Exercise requirements: Your task is to copy every line of the records below that contains "xlabel".

Data lines:

* Start *

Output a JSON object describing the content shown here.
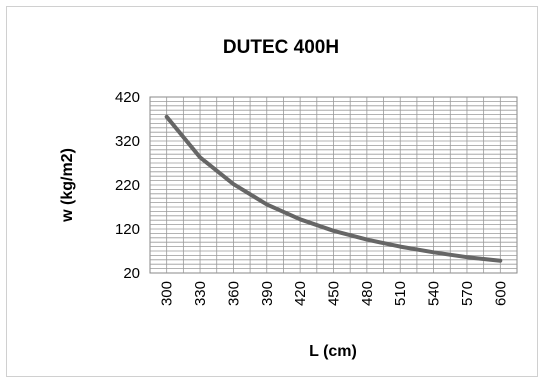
{
  "chart_data": {
    "type": "line",
    "title": "DUTEC 400H",
    "xlabel": "L (cm)",
    "ylabel": "w (kg/m2)",
    "x": [
      300,
      330,
      360,
      390,
      420,
      450,
      480,
      510,
      540,
      570,
      600
    ],
    "x_ticks": [
      "300",
      "330",
      "360",
      "390",
      "420",
      "450",
      "480",
      "510",
      "540",
      "570",
      "600"
    ],
    "y_ticks": [
      "420",
      "320",
      "220",
      "120",
      "20"
    ],
    "ylim": [
      20,
      420
    ],
    "grid": true,
    "legend": "none",
    "series": [
      {
        "values": [
          375,
          283,
          222,
          176,
          142,
          116,
          96,
          80,
          67,
          56,
          48
        ],
        "color": "#666666"
      }
    ]
  }
}
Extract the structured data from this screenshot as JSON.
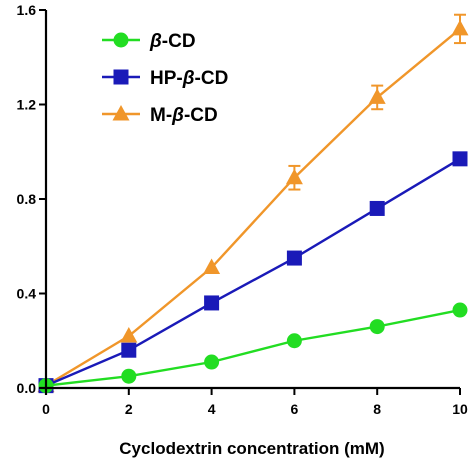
{
  "chart_data": {
    "type": "line",
    "title": "",
    "xlabel": "Cyclodextrin concentration (mM)",
    "ylabel": "",
    "xlim": [
      0,
      10
    ],
    "ylim": [
      0,
      1.6
    ],
    "x_ticks": [
      "0",
      "2",
      "4",
      "6",
      "8",
      "10"
    ],
    "y_ticks": [
      "0.0",
      "0.4",
      "0.8",
      "1.2",
      "1.6"
    ],
    "grid": false,
    "legend_position": "top-left",
    "x": [
      0,
      2,
      4,
      6,
      8,
      10
    ],
    "series": [
      {
        "name": "β-CD",
        "marker": "circle",
        "color": "#22dd22",
        "values": [
          0.01,
          0.05,
          0.11,
          0.2,
          0.26,
          0.33
        ],
        "errors": [
          0,
          0,
          0,
          0,
          0,
          0
        ]
      },
      {
        "name": "HP-β-CD",
        "marker": "square",
        "color": "#1a1ab8",
        "values": [
          0.01,
          0.16,
          0.36,
          0.55,
          0.76,
          0.97
        ],
        "errors": [
          0,
          0,
          0,
          0,
          0,
          0
        ]
      },
      {
        "name": "M-β-CD",
        "marker": "triangle",
        "color": "#f0962a",
        "values": [
          0.01,
          0.22,
          0.51,
          0.89,
          1.23,
          1.52
        ],
        "errors": [
          0,
          0,
          0,
          0.05,
          0.05,
          0.06
        ]
      }
    ]
  }
}
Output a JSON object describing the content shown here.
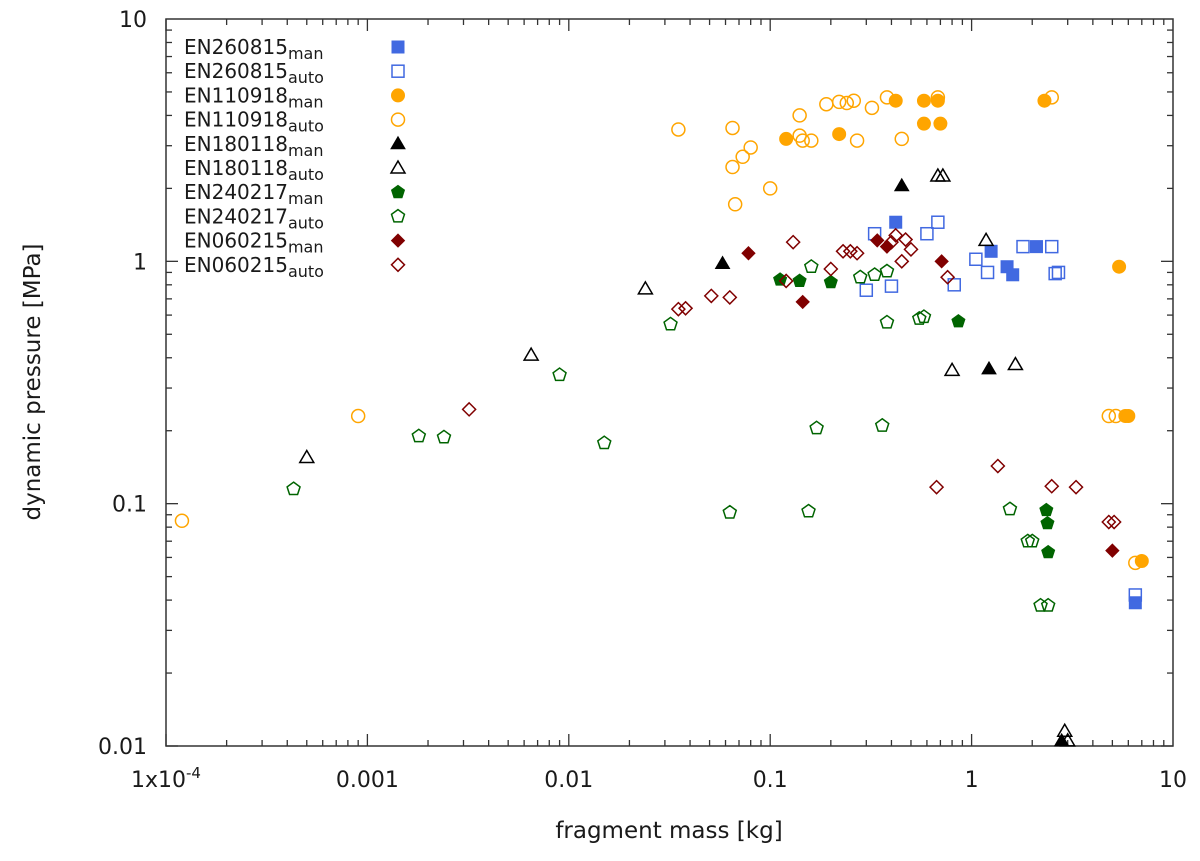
{
  "chart_data": {
    "type": "scatter",
    "xscale": "log",
    "yscale": "log",
    "xlabel": "fragment mass [kg]",
    "ylabel": "dynamic pressure [MPa]",
    "xlim": [
      0.0001,
      10
    ],
    "ylim": [
      0.01,
      10
    ],
    "x_ticks": [
      {
        "value": 0.0001,
        "label": "1x10-4"
      },
      {
        "value": 0.001,
        "label": "0.001"
      },
      {
        "value": 0.01,
        "label": "0.01"
      },
      {
        "value": 0.1,
        "label": "0.1"
      },
      {
        "value": 1,
        "label": "1"
      },
      {
        "value": 10,
        "label": "10"
      }
    ],
    "y_ticks": [
      {
        "value": 0.01,
        "label": "0.01"
      },
      {
        "value": 0.1,
        "label": "0.1"
      },
      {
        "value": 1,
        "label": "1"
      },
      {
        "value": 10,
        "label": "10"
      }
    ],
    "grid": false,
    "legend_position": "top-left",
    "series": [
      {
        "name": "EN260815",
        "sub": "man",
        "marker": "square",
        "filled": true,
        "color": "#4169e1",
        "points": [
          [
            0.42,
            1.45
          ],
          [
            1.25,
            1.1
          ],
          [
            1.5,
            0.95
          ],
          [
            1.6,
            0.88
          ],
          [
            2.1,
            1.15
          ],
          [
            6.5,
            0.039
          ]
        ]
      },
      {
        "name": "EN260815",
        "sub": "auto",
        "marker": "square",
        "filled": false,
        "color": "#4169e1",
        "points": [
          [
            0.3,
            0.76
          ],
          [
            0.33,
            1.3
          ],
          [
            0.4,
            0.79
          ],
          [
            0.6,
            1.3
          ],
          [
            0.68,
            1.45
          ],
          [
            0.82,
            0.8
          ],
          [
            1.05,
            1.02
          ],
          [
            1.2,
            0.9
          ],
          [
            1.8,
            1.15
          ],
          [
            2.5,
            1.15
          ],
          [
            2.6,
            0.89
          ],
          [
            2.7,
            0.9
          ],
          [
            6.5,
            0.042
          ]
        ]
      },
      {
        "name": "EN110918",
        "sub": "man",
        "marker": "circle",
        "filled": true,
        "color": "#ffa500",
        "points": [
          [
            0.12,
            3.2
          ],
          [
            0.22,
            3.35
          ],
          [
            0.42,
            4.6
          ],
          [
            0.58,
            4.6
          ],
          [
            0.58,
            3.7
          ],
          [
            0.68,
            4.6
          ],
          [
            0.7,
            3.7
          ],
          [
            2.3,
            4.6
          ],
          [
            5.4,
            0.95
          ],
          [
            5.8,
            0.23
          ],
          [
            6.0,
            0.23
          ],
          [
            7.0,
            0.058
          ]
        ]
      },
      {
        "name": "EN110918",
        "sub": "auto",
        "marker": "circle",
        "filled": false,
        "color": "#ffa500",
        "points": [
          [
            0.00012,
            0.085
          ],
          [
            0.0009,
            0.23
          ],
          [
            0.035,
            3.5
          ],
          [
            0.065,
            3.55
          ],
          [
            0.065,
            2.45
          ],
          [
            0.067,
            1.72
          ],
          [
            0.073,
            2.7
          ],
          [
            0.08,
            2.95
          ],
          [
            0.1,
            2.0
          ],
          [
            0.14,
            4.0
          ],
          [
            0.14,
            3.3
          ],
          [
            0.145,
            3.15
          ],
          [
            0.16,
            3.15
          ],
          [
            0.19,
            4.45
          ],
          [
            0.22,
            4.55
          ],
          [
            0.24,
            4.5
          ],
          [
            0.26,
            4.6
          ],
          [
            0.27,
            3.15
          ],
          [
            0.32,
            4.3
          ],
          [
            0.38,
            4.75
          ],
          [
            0.45,
            3.2
          ],
          [
            0.68,
            4.75
          ],
          [
            2.5,
            4.75
          ],
          [
            4.8,
            0.23
          ],
          [
            5.2,
            0.23
          ],
          [
            6.5,
            0.057
          ]
        ]
      },
      {
        "name": "EN180118",
        "sub": "man",
        "marker": "triangle",
        "filled": true,
        "color": "#000000",
        "points": [
          [
            0.058,
            0.98
          ],
          [
            0.45,
            2.05
          ],
          [
            1.22,
            0.36
          ],
          [
            2.8,
            0.0105
          ]
        ]
      },
      {
        "name": "EN180118",
        "sub": "auto",
        "marker": "triangle",
        "filled": false,
        "color": "#000000",
        "points": [
          [
            0.0005,
            0.155
          ],
          [
            0.0065,
            0.41
          ],
          [
            0.024,
            0.77
          ],
          [
            0.68,
            2.25
          ],
          [
            0.72,
            2.25
          ],
          [
            0.8,
            0.355
          ],
          [
            1.18,
            1.22
          ],
          [
            1.65,
            0.375
          ],
          [
            2.9,
            0.0115
          ],
          [
            3.0,
            0.0105
          ]
        ]
      },
      {
        "name": "EN240217",
        "sub": "man",
        "marker": "pentagon",
        "filled": true,
        "color": "#006400",
        "points": [
          [
            0.112,
            0.84
          ],
          [
            0.14,
            0.83
          ],
          [
            0.2,
            0.82
          ],
          [
            0.86,
            0.565
          ],
          [
            2.35,
            0.094
          ],
          [
            2.38,
            0.083
          ],
          [
            2.4,
            0.063
          ]
        ]
      },
      {
        "name": "EN240217",
        "sub": "auto",
        "marker": "pentagon",
        "filled": false,
        "color": "#006400",
        "points": [
          [
            0.00043,
            0.115
          ],
          [
            0.0018,
            0.19
          ],
          [
            0.0024,
            0.188
          ],
          [
            0.009,
            0.34
          ],
          [
            0.015,
            0.178
          ],
          [
            0.032,
            0.55
          ],
          [
            0.063,
            0.092
          ],
          [
            0.155,
            0.093
          ],
          [
            0.16,
            0.95
          ],
          [
            0.17,
            0.205
          ],
          [
            0.28,
            0.86
          ],
          [
            0.33,
            0.88
          ],
          [
            0.36,
            0.21
          ],
          [
            0.38,
            0.91
          ],
          [
            0.38,
            0.56
          ],
          [
            0.55,
            0.58
          ],
          [
            0.58,
            0.59
          ],
          [
            1.55,
            0.095
          ],
          [
            1.9,
            0.07
          ],
          [
            2.0,
            0.07
          ],
          [
            2.2,
            0.038
          ],
          [
            2.4,
            0.038
          ]
        ]
      },
      {
        "name": "EN060215",
        "sub": "man",
        "marker": "diamond",
        "filled": true,
        "color": "#800000",
        "points": [
          [
            0.078,
            1.08
          ],
          [
            0.145,
            0.68
          ],
          [
            0.34,
            1.22
          ],
          [
            0.38,
            1.15
          ],
          [
            0.71,
            1.0
          ],
          [
            5.0,
            0.064
          ]
        ]
      },
      {
        "name": "EN060215",
        "sub": "auto",
        "marker": "diamond",
        "filled": false,
        "color": "#800000",
        "points": [
          [
            0.0032,
            0.245
          ],
          [
            0.035,
            0.635
          ],
          [
            0.038,
            0.64
          ],
          [
            0.051,
            0.72
          ],
          [
            0.063,
            0.71
          ],
          [
            0.12,
            0.83
          ],
          [
            0.13,
            1.2
          ],
          [
            0.2,
            0.93
          ],
          [
            0.23,
            1.1
          ],
          [
            0.25,
            1.1
          ],
          [
            0.27,
            1.08
          ],
          [
            0.4,
            1.2
          ],
          [
            0.42,
            1.28
          ],
          [
            0.45,
            1.0
          ],
          [
            0.47,
            1.23
          ],
          [
            0.5,
            1.12
          ],
          [
            0.67,
            0.117
          ],
          [
            0.76,
            0.86
          ],
          [
            1.35,
            0.143
          ],
          [
            2.5,
            0.118
          ],
          [
            3.3,
            0.117
          ],
          [
            4.8,
            0.084
          ],
          [
            5.1,
            0.084
          ]
        ]
      }
    ]
  }
}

* End *

Response below:
    "xlabel": "L (cm)",
    "xlabel": "Cyclodextrin concentration (mM)",
    "xlabel": "fragment mass [kg]",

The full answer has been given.